▸ **Input records**:
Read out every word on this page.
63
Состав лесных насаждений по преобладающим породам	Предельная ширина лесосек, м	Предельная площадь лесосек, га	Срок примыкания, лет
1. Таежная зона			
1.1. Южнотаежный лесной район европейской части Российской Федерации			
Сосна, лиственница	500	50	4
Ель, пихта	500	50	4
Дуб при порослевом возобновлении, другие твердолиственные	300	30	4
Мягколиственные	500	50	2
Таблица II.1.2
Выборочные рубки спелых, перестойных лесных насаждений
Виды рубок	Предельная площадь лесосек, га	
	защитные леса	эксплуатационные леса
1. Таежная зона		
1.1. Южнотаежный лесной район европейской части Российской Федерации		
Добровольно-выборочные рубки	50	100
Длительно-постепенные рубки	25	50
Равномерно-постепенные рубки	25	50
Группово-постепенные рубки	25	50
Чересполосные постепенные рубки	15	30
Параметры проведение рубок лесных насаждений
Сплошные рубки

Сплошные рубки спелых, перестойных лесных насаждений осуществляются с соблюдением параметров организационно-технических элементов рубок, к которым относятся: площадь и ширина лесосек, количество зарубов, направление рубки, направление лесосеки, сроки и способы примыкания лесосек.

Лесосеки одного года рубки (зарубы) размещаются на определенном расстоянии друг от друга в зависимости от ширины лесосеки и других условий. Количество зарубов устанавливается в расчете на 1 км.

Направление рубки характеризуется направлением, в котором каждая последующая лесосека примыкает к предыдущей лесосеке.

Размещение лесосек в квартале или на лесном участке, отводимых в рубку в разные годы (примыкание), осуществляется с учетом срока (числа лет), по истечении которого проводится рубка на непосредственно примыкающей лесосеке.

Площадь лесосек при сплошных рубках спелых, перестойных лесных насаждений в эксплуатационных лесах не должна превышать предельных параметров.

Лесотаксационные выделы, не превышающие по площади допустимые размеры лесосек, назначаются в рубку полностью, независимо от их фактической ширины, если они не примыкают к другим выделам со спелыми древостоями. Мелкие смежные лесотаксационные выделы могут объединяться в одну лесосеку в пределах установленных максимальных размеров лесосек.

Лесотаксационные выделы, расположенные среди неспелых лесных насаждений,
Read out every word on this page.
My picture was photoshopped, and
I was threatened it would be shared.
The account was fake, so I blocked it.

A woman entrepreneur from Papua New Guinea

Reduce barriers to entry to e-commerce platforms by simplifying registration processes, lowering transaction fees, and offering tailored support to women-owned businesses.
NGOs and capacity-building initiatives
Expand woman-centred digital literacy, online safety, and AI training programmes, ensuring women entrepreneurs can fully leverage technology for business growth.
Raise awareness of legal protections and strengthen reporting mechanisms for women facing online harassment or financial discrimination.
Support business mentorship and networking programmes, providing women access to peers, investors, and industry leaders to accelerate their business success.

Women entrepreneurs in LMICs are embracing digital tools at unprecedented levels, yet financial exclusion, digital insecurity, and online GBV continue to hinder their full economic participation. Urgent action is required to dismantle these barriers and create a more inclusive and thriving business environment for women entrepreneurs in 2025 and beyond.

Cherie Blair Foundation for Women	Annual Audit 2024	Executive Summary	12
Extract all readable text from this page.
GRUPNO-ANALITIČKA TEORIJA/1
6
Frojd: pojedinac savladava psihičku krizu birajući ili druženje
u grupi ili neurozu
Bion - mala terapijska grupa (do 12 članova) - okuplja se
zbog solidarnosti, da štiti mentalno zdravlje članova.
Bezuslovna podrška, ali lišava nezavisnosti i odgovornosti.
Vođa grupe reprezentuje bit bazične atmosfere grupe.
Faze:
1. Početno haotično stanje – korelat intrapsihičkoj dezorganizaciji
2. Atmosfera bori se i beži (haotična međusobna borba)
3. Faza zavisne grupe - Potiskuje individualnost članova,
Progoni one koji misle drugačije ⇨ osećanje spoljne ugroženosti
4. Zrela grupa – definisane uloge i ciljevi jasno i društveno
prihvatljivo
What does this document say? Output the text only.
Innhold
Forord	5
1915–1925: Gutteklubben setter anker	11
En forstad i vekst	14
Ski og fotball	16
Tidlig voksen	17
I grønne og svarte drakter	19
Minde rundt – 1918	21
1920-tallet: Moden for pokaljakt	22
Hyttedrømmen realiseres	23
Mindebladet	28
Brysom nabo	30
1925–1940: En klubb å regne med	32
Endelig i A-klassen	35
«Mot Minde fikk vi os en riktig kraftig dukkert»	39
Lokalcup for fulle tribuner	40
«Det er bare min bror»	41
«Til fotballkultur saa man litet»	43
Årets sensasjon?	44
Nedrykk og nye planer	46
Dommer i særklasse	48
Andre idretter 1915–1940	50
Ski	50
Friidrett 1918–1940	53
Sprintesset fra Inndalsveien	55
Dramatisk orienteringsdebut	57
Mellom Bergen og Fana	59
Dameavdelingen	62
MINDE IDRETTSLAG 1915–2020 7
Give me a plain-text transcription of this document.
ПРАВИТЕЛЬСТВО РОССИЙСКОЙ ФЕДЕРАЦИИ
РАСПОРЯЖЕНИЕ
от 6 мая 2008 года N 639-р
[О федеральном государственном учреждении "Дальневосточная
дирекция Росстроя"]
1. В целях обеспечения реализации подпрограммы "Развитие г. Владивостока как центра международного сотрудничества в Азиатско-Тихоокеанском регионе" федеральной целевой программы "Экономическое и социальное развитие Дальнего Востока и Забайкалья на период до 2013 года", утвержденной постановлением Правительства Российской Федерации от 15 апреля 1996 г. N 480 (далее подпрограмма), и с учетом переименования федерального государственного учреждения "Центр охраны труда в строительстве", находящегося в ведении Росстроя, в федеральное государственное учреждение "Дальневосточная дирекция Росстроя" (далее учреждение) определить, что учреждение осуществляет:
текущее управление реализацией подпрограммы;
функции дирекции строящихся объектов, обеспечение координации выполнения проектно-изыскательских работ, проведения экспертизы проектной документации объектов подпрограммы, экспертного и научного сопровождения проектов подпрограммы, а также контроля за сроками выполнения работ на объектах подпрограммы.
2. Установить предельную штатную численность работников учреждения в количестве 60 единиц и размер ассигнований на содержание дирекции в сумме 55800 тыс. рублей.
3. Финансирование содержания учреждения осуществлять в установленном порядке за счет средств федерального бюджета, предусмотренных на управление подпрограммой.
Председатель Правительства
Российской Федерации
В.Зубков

▸ **Do this**:
Return every line of the material exactly.

▸ **The response**:
Read out every word on this page.
63
Состав лесных насаждений по преобладающим породам	Предельная ширина лесосек, м	Предельная площадь лесосек, га	Срок примыкания, лет
1. Таежная зона			
1.1. Южнотаежный лесной район европейской части Российской Федерации			
Сосна, лиственница	500	50	4
Ель, пихта	500	50	4
Дуб при порослевом возобновлении, другие твердолиственные	300	30	4
Мягколиственные	500	50	2
Таблица II.1.2
Выборочные рубки спелых, перестойных лесных насаждений
Виды рубок	Предельная площадь лесосек, га	
	защитные леса	эксплуатационные леса
1. Таежная зона		
1.1. Южнотаежный лесной район европейской части Российской Федерации		
Добровольно-выборочные рубки	50	100
Длительно-постепенные рубки	25	50
Равномерно-постепенные рубки	25	50
Группово-постепенные рубки	25	50
Чересполосные постепенные рубки	15	30
Параметры проведение рубок лесных насаждений
Сплошные рубки

Сплошные рубки спелых, перестойных лесных насаждений осуществляются с соблюдением параметров организационно-технических элементов рубок, к которым относятся: площадь и ширина лесосек, количество зарубов, направление рубки, направление лесосеки, сроки и способы примыкания лесосек.

Лесосеки одного года рубки (зарубы) размещаются на определенном расстоянии друг от друга в зависимости от ширины лесосеки и других условий. Количество зарубов устанавливается в расчете на 1 км.

Направление рубки характеризуется направлением, в котором каждая последующая лесосека примыкает к предыдущей лесосеке.

Размещение лесосек в квартале или на лесном участке, отводимых в рубку в разные годы (примыкание), осуществляется с учетом срока (числа лет), по истечении которого проводится рубка на непосредственно примыкающей лесосеке.

Площадь лесосек при сплошных рубках спелых, перестойных лесных насаждений в эксплуатационных лесах не должна превышать предельных параметров.

Лесотаксационные выделы, не превышающие по площади допустимые размеры лесосек, назначаются в рубку полностью, независимо от их фактической ширины, если они не примыкают к другим выделам со спелыми древостоями. Мелкие смежные лесотаксационные выделы могут объединяться в одну лесосеку в пределах установленных максимальных размеров лесосек.

Лесотаксационные выделы, расположенные среди неспелых лесных насаждений,
Read out every word on this page.
My picture was photoshopped, and
I was threatened it would be shared.
The account was fake, so I blocked it.

A woman entrepreneur from Papua New Guinea

Reduce barriers to entry to e-commerce platforms by simplifying registration processes, lowering transaction fees, and offering tailored support to women-owned businesses.
NGOs and capacity-building initiatives
Expand woman-centred digital literacy, online safety, and AI training programmes, ensuring women entrepreneurs can fully leverage technology for business growth.
Raise awareness of legal protections and strengthen reporting mechanisms for women facing online harassment or financial discrimination.
Support business mentorship and networking programmes, providing women access to peers, investors, and industry leaders to accelerate their business success.

Women entrepreneurs in LMICs are embracing digital tools at unprecedented levels, yet financial exclusion, digital insecurity, and online GBV continue to hinder their full economic participation. Urgent action is required to dismantle these barriers and create a more inclusive and thriving business environment for women entrepreneurs in 2025 and beyond.

Cherie Blair Foundation for Women	Annual Audit 2024	Executive Summary	12
Extract all readable text from this page.
GRUPNO-ANALITIČKA TEORIJA/1
6
Frojd: pojedinac savladava psihičku krizu birajući ili druženje
u grupi ili neurozu
Bion - mala terapijska grupa (do 12 članova) - okuplja se
zbog solidarnosti, da štiti mentalno zdravlje članova.
Bezuslovna podrška, ali lišava nezavisnosti i odgovornosti.
Vođa grupe reprezentuje bit bazične atmosfere grupe.
Faze:
1. Početno haotično stanje – korelat intrapsihičkoj dezorganizaciji
2. Atmosfera bori se i beži (haotična međusobna borba)
3. Faza zavisne grupe - Potiskuje individualnost članova,
Progoni one koji misle drugačije ⇨ osećanje spoljne ugroženosti
4. Zrela grupa – definisane uloge i ciljevi jasno i društveno
prihvatljivo
What does this document say? Output the text only.
Innhold
Forord	5
1915–1925: Gutteklubben setter anker	11
En forstad i vekst	14
Ski og fotball	16
Tidlig voksen	17
I grønne og svarte drakter	19
Minde rundt – 1918	21
1920-tallet: Moden for pokaljakt	22
Hyttedrømmen realiseres	23
Mindebladet	28
Brysom nabo	30
1925–1940: En klubb å regne med	32
Endelig i A-klassen	35
«Mot Minde fikk vi os en riktig kraftig dukkert»	39
Lokalcup for fulle tribuner	40
«Det er bare min bror»	41
«Til fotballkultur saa man litet»	43
Årets sensasjon?	44
Nedrykk og nye planer	46
Dommer i særklasse	48
Andre idretter 1915–1940	50
Ski	50
Friidrett 1918–1940	53
Sprintesset fra Inndalsveien	55
Dramatisk orienteringsdebut	57
Mellom Bergen og Fana	59
Dameavdelingen	62
MINDE IDRETTSLAG 1915–2020 7
Give me a plain-text transcription of this document.
ПРАВИТЕЛЬСТВО РОССИЙСКОЙ ФЕДЕРАЦИИ
РАСПОРЯЖЕНИЕ
от 6 мая 2008 года N 639-р
[О федеральном государственном учреждении "Дальневосточная
дирекция Росстроя"]
1. В целях обеспечения реализации подпрограммы "Развитие г. Владивостока как центра международного сотрудничества в Азиатско-Тихоокеанском регионе" федеральной целевой программы "Экономическое и социальное развитие Дальнего Востока и Забайкалья на период до 2013 года", утвержденной постановлением Правительства Российской Федерации от 15 апреля 1996 г. N 480 (далее подпрограмма), и с учетом переименования федерального государственного учреждения "Центр охраны труда в строительстве", находящегося в ведении Росстроя, в федеральное государственное учреждение "Дальневосточная дирекция Росстроя" (далее учреждение) определить, что учреждение осуществляет:
текущее управление реализацией подпрограммы;
функции дирекции строящихся объектов, обеспечение координации выполнения проектно-изыскательских работ, проведения экспертизы проектной документации объектов подпрограммы, экспертного и научного сопровождения проектов подпрограммы, а также контроля за сроками выполнения работ на объектах подпрограммы.
2. Установить предельную штатную численность работников учреждения в количестве 60 единиц и размер ассигнований на содержание дирекции в сумме 55800 тыс. рублей.
3. Финансирование содержания учреждения осуществлять в установленном порядке за счет средств федерального бюджета, предусмотренных на управление подпрограммой.
Председатель Правительства
Российской Федерации
В.Зубков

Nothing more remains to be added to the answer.